[Given data]:

* BEGIN *

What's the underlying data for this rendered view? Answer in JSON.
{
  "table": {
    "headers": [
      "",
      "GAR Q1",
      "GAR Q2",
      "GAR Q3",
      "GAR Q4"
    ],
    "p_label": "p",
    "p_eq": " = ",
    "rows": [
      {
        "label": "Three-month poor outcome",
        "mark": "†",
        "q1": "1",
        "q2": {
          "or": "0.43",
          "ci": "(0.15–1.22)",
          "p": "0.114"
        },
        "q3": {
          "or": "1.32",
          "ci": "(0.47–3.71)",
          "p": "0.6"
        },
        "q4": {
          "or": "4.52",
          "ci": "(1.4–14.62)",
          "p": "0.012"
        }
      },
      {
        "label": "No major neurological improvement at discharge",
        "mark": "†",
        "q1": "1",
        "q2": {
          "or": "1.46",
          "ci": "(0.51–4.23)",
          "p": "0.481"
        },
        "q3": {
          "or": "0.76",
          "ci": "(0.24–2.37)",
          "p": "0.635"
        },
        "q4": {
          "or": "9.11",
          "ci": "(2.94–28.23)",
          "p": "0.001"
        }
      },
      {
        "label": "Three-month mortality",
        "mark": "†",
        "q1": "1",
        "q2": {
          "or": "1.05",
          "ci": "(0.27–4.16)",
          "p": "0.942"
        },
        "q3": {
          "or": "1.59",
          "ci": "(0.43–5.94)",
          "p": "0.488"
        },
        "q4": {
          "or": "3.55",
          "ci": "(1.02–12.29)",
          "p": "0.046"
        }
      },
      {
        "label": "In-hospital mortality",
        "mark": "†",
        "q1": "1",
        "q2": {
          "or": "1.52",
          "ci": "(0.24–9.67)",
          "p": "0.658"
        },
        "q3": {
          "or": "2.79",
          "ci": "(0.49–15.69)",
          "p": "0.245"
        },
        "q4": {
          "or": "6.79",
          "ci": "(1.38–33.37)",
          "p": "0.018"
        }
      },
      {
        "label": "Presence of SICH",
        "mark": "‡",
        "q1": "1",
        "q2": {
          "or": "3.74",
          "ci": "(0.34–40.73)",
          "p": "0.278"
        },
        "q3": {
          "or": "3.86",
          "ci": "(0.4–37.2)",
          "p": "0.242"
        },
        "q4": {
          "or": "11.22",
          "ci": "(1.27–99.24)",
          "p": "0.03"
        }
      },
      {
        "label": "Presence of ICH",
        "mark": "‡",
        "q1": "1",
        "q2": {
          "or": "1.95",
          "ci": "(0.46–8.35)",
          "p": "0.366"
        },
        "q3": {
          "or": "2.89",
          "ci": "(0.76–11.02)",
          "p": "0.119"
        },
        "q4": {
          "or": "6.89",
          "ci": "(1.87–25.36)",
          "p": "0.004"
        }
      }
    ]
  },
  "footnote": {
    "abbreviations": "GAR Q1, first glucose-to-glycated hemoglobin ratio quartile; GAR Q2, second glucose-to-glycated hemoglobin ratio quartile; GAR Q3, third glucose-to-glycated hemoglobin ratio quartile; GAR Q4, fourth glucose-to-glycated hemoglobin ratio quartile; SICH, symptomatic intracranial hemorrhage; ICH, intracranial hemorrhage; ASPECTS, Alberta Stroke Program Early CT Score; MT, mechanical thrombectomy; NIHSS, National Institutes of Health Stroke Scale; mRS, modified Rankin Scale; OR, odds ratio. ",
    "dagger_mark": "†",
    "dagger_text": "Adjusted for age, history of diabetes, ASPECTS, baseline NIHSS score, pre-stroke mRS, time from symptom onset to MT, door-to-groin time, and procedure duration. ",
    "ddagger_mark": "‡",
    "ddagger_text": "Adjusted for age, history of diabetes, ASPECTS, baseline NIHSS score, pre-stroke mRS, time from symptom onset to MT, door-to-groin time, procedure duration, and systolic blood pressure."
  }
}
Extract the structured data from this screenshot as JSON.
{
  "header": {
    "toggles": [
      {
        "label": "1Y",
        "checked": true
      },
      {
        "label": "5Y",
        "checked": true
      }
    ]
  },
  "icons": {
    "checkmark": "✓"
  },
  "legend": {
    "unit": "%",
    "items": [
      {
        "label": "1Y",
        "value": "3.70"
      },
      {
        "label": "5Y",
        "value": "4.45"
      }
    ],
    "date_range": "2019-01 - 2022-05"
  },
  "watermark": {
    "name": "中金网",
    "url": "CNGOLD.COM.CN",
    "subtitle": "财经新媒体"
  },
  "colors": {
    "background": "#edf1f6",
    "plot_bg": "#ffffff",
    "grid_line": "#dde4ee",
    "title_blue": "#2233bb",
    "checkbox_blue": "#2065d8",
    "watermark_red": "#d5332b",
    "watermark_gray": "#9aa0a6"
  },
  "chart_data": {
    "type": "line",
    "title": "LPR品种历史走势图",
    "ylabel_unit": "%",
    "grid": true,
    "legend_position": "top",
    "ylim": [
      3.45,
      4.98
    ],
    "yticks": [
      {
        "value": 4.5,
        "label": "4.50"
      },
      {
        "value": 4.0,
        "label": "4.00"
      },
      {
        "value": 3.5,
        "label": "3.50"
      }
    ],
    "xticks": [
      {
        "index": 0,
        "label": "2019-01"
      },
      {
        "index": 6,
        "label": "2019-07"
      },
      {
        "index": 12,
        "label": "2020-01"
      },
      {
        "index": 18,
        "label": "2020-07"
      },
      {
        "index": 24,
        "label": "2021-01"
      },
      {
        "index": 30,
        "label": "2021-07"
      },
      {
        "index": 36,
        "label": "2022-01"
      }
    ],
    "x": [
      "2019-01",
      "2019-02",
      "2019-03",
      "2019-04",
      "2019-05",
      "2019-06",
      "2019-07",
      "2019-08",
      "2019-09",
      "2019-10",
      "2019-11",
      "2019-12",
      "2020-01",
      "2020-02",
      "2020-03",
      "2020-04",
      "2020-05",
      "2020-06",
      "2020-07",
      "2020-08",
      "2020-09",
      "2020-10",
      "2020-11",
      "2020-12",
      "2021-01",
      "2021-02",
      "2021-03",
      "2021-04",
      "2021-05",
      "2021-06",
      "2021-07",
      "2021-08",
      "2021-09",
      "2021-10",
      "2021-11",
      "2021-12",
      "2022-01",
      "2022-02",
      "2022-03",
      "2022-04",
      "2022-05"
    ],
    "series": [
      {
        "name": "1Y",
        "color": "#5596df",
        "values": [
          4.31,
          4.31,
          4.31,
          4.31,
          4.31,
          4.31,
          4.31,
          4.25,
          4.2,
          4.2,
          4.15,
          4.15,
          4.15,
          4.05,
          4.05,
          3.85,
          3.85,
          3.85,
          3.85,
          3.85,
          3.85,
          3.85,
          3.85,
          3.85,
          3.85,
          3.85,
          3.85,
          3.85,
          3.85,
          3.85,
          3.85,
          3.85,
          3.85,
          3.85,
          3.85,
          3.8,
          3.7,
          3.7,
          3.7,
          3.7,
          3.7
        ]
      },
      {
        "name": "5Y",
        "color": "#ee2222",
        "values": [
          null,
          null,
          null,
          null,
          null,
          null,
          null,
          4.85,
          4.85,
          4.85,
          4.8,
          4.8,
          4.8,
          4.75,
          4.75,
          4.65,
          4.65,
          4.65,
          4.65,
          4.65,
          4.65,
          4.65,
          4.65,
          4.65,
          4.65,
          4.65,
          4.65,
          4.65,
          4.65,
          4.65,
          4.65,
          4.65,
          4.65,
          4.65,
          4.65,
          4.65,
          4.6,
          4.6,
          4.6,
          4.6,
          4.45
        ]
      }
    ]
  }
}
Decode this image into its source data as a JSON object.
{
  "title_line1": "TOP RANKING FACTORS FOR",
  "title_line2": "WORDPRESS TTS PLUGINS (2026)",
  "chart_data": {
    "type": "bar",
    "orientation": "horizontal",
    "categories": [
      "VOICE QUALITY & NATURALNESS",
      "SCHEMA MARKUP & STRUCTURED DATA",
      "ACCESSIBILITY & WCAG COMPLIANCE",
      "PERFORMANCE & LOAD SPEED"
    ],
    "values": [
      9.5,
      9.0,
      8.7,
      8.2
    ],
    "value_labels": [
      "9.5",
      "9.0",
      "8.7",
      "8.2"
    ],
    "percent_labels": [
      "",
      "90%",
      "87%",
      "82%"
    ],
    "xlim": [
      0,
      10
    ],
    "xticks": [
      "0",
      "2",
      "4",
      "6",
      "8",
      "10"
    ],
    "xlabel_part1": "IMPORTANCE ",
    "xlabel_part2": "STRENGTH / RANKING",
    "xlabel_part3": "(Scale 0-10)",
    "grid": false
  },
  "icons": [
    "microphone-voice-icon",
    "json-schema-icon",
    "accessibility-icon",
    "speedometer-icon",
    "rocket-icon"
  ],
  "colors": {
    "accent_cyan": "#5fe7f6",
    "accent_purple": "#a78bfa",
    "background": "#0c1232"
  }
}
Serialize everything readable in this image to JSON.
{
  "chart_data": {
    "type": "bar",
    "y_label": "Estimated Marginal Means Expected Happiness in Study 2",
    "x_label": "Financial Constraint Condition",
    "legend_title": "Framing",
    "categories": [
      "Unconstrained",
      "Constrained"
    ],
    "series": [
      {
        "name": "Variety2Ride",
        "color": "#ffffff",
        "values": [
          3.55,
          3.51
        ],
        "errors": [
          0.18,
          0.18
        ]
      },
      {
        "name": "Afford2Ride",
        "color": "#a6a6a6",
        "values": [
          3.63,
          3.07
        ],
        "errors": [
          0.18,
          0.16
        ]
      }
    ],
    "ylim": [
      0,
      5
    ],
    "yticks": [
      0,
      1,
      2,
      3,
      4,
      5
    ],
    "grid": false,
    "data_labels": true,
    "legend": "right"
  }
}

* END *

[Prompt]: Copy out every line of the listing that contains the string "baseline".

[The completed task]:
    "dagger_text": "Adjusted for age, history of diabetes, ASPECTS, baseline NIHSS score, pre-stroke mRS, time from symptom onset to MT, door-to-groin time, and procedure duration. ",
    "ddagger_text": "Adjusted for age, history of diabetes, ASPECTS, baseline NIHSS score, pre-stroke mRS, time from symptom onset to MT, door-to-groin time, procedure duration, and systolic blood pressure."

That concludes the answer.